→ RECORDED INFORMATION:

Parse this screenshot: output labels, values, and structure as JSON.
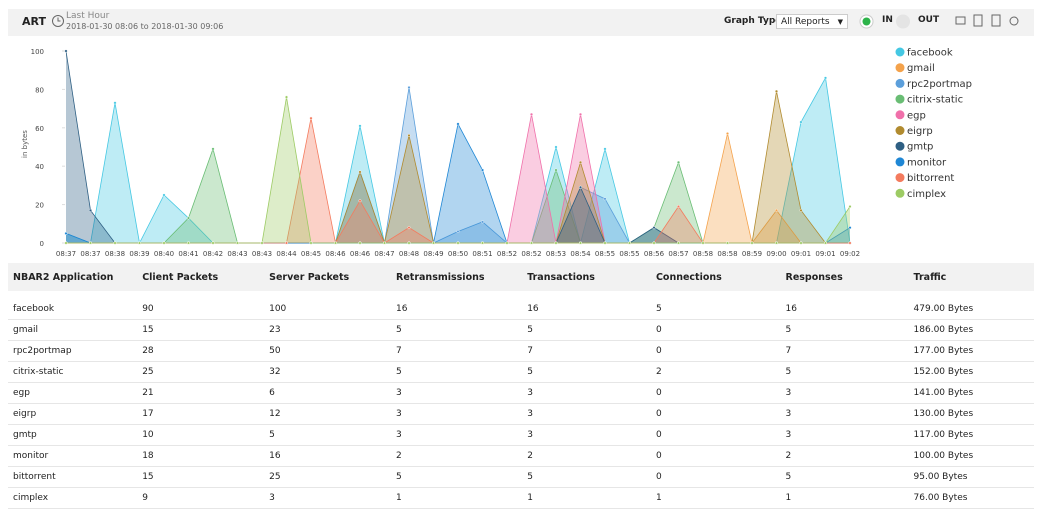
{
  "header": {
    "title": "ART",
    "period": "Last Hour",
    "range": "2018-01-30 08:06 to 2018-01-30 09:06",
    "graph_type_label": "Graph Type",
    "graph_type": "All Reports",
    "in_label": "IN",
    "out_label": "OUT"
  },
  "chart_data": {
    "type": "area",
    "y_label": "in bytes",
    "ylim": [
      0,
      100
    ],
    "yticks": [
      0,
      20,
      40,
      60,
      80,
      100
    ],
    "categories": [
      "08:37",
      "08:37",
      "08:38",
      "08:39",
      "08:40",
      "08:41",
      "08:42",
      "08:43",
      "08:43",
      "08:44",
      "08:45",
      "08:46",
      "08:46",
      "08:47",
      "08:48",
      "08:49",
      "08:50",
      "08:51",
      "08:52",
      "08:52",
      "08:53",
      "08:54",
      "08:55",
      "08:55",
      "08:56",
      "08:57",
      "08:58",
      "08:58",
      "08:59",
      "09:00",
      "09:01",
      "09:01",
      "09:02"
    ],
    "series": [
      {
        "name": "facebook",
        "color": "#45c8e3",
        "values": [
          5,
          0,
          73,
          0,
          25,
          13,
          0,
          0,
          0,
          0,
          0,
          0,
          61,
          0,
          0,
          0,
          0,
          0,
          0,
          0,
          50,
          0,
          49,
          0,
          0,
          0,
          0,
          0,
          0,
          0,
          63,
          86,
          0
        ]
      },
      {
        "name": "gmail",
        "color": "#f4a24b",
        "values": [
          0,
          0,
          0,
          0,
          0,
          0,
          0,
          0,
          0,
          0,
          0,
          0,
          0,
          0,
          0,
          0,
          0,
          0,
          0,
          0,
          0,
          0,
          0,
          0,
          0,
          0,
          0,
          57,
          0,
          17,
          0,
          0,
          0
        ]
      },
      {
        "name": "rpc2portmap",
        "color": "#5c9fdb",
        "values": [
          0,
          0,
          0,
          0,
          0,
          0,
          0,
          0,
          0,
          0,
          0,
          0,
          37,
          0,
          81,
          0,
          6,
          11,
          0,
          0,
          0,
          29,
          23,
          0,
          8,
          0,
          0,
          0,
          0,
          0,
          0,
          0,
          0
        ]
      },
      {
        "name": "citrix-static",
        "color": "#69bd74",
        "values": [
          0,
          0,
          0,
          0,
          0,
          13,
          49,
          0,
          0,
          0,
          0,
          0,
          0,
          0,
          0,
          0,
          0,
          0,
          0,
          0,
          38,
          0,
          0,
          0,
          8,
          42,
          0,
          0,
          0,
          0,
          0,
          0,
          0
        ]
      },
      {
        "name": "egp",
        "color": "#f070aa",
        "values": [
          0,
          0,
          0,
          0,
          0,
          0,
          0,
          0,
          0,
          0,
          0,
          0,
          0,
          0,
          0,
          0,
          0,
          0,
          0,
          67,
          0,
          67,
          0,
          0,
          0,
          0,
          0,
          0,
          0,
          0,
          0,
          0,
          0
        ]
      },
      {
        "name": "eigrp",
        "color": "#b18b2f",
        "values": [
          0,
          0,
          0,
          0,
          0,
          0,
          0,
          0,
          0,
          0,
          0,
          0,
          37,
          0,
          56,
          0,
          0,
          0,
          0,
          0,
          0,
          42,
          0,
          0,
          0,
          0,
          0,
          0,
          0,
          79,
          17,
          0,
          0
        ]
      },
      {
        "name": "gmtp",
        "color": "#2e5f83",
        "values": [
          100,
          17,
          0,
          0,
          0,
          0,
          0,
          0,
          0,
          0,
          0,
          0,
          0,
          0,
          0,
          0,
          0,
          0,
          0,
          0,
          0,
          29,
          0,
          0,
          8,
          0,
          0,
          0,
          0,
          0,
          0,
          0,
          0
        ]
      },
      {
        "name": "monitor",
        "color": "#1f87d5",
        "values": [
          5,
          0,
          0,
          0,
          0,
          0,
          0,
          0,
          0,
          0,
          0,
          0,
          0,
          0,
          0,
          0,
          62,
          38,
          0,
          0,
          0,
          0,
          0,
          0,
          0,
          0,
          0,
          0,
          0,
          0,
          0,
          0,
          8
        ]
      },
      {
        "name": "bittorrent",
        "color": "#f47b5e",
        "values": [
          0,
          0,
          0,
          0,
          0,
          0,
          0,
          0,
          0,
          0,
          65,
          0,
          22,
          0,
          8,
          0,
          0,
          0,
          0,
          0,
          0,
          0,
          0,
          0,
          0,
          19,
          0,
          0,
          0,
          0,
          0,
          0,
          0
        ]
      },
      {
        "name": "cimplex",
        "color": "#9dcb64",
        "values": [
          0,
          0,
          0,
          0,
          0,
          0,
          0,
          0,
          0,
          76,
          0,
          0,
          0,
          0,
          0,
          0,
          0,
          0,
          0,
          0,
          0,
          0,
          0,
          0,
          0,
          0,
          0,
          0,
          0,
          0,
          0,
          0,
          19
        ]
      }
    ]
  },
  "table": {
    "columns": [
      "NBAR2 Application",
      "Client Packets",
      "Server Packets",
      "Retransmissions",
      "Transactions",
      "Connections",
      "Responses",
      "Traffic"
    ],
    "rows": [
      [
        "facebook",
        90,
        100,
        16,
        16,
        5,
        16,
        "479.00 Bytes"
      ],
      [
        "gmail",
        15,
        23,
        5,
        5,
        0,
        5,
        "186.00 Bytes"
      ],
      [
        "rpc2portmap",
        28,
        50,
        7,
        7,
        0,
        7,
        "177.00 Bytes"
      ],
      [
        "citrix-static",
        25,
        32,
        5,
        5,
        2,
        5,
        "152.00 Bytes"
      ],
      [
        "egp",
        21,
        6,
        3,
        3,
        0,
        3,
        "141.00 Bytes"
      ],
      [
        "eigrp",
        17,
        12,
        3,
        3,
        0,
        3,
        "130.00 Bytes"
      ],
      [
        "gmtp",
        10,
        5,
        3,
        3,
        0,
        3,
        "117.00 Bytes"
      ],
      [
        "monitor",
        18,
        16,
        2,
        2,
        0,
        2,
        "100.00 Bytes"
      ],
      [
        "bittorrent",
        15,
        25,
        5,
        5,
        0,
        5,
        "95.00 Bytes"
      ],
      [
        "cimplex",
        9,
        3,
        1,
        1,
        1,
        1,
        "76.00 Bytes"
      ]
    ]
  }
}
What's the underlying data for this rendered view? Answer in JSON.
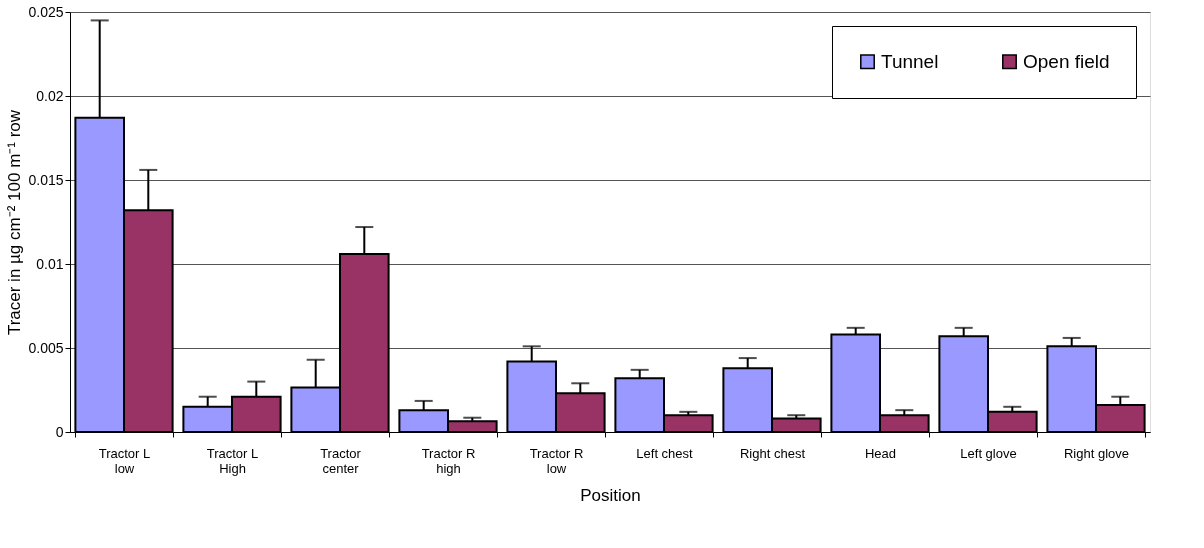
{
  "chart_data": {
    "type": "bar",
    "xlabel": "Position",
    "ylabel": "Tracer in µg cm⁻² 100 m⁻¹ row",
    "categories": [
      "Tractor L low",
      "Tractor L High",
      "Tractor center",
      "Tractor R high",
      "Tractor R low",
      "Left chest",
      "Right chest",
      "Head",
      "Left glove",
      "Right glove"
    ],
    "series": [
      {
        "name": "Tunnel",
        "color": "#9999ff",
        "values": [
          0.0187,
          0.0015,
          0.00265,
          0.0013,
          0.0042,
          0.0032,
          0.0038,
          0.0058,
          0.0057,
          0.0051
        ],
        "errors": [
          [
            0.0187,
            0.0245
          ],
          [
            0.0015,
            0.0021
          ],
          [
            0.00265,
            0.0043
          ],
          [
            0.0013,
            0.00185
          ],
          [
            0.0042,
            0.0051
          ],
          [
            0.0032,
            0.0037
          ],
          [
            0.0038,
            0.0044
          ],
          [
            0.0058,
            0.0062
          ],
          [
            0.0057,
            0.0062
          ],
          [
            0.0051,
            0.0056
          ]
        ]
      },
      {
        "name": "Open field",
        "color": "#993366",
        "values": [
          0.0132,
          0.0021,
          0.0106,
          0.00064,
          0.0023,
          0.001,
          0.0008,
          0.001,
          0.0012,
          0.0016
        ],
        "errors": [
          [
            0.0132,
            0.0156
          ],
          [
            0.0021,
            0.003
          ],
          [
            0.0106,
            0.0122
          ],
          [
            0.00064,
            0.00085
          ],
          [
            0.0023,
            0.0029
          ],
          [
            0.001,
            0.0012
          ],
          [
            0.0008,
            0.001
          ],
          [
            0.001,
            0.0013
          ],
          [
            0.0012,
            0.0015
          ],
          [
            0.0016,
            0.0021
          ]
        ]
      }
    ],
    "ylim": [
      0,
      0.025
    ],
    "yticks": [
      0,
      0.005,
      0.01,
      0.015,
      0.02,
      0.025
    ],
    "grid": "y",
    "legend": "top right"
  }
}
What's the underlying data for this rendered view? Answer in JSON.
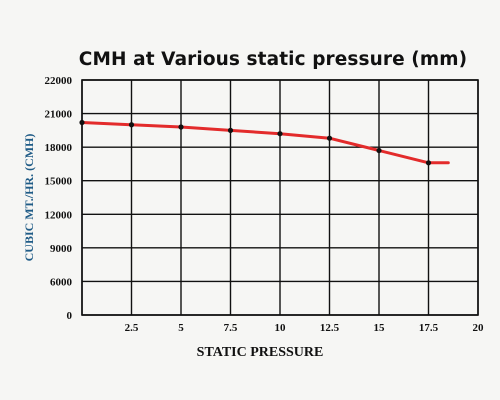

→ WRITTEN PROBLEM: Show the lines of the data that hold the word "color".

→ FULL OUTPUT:
        "color": "#45c8e3",
        "color": "#f4a24b",
        "color": "#5c9fdb",
        "color": "#69bd74",
        "color": "#f070aa",
        "color": "#b18b2f",
        "color": "#2e5f83",
        "color": "#1f87d5",
        "color": "#f47b5e",
        "color": "#9dcb64",
        "color": "#9999ff",
        "color": "#993366",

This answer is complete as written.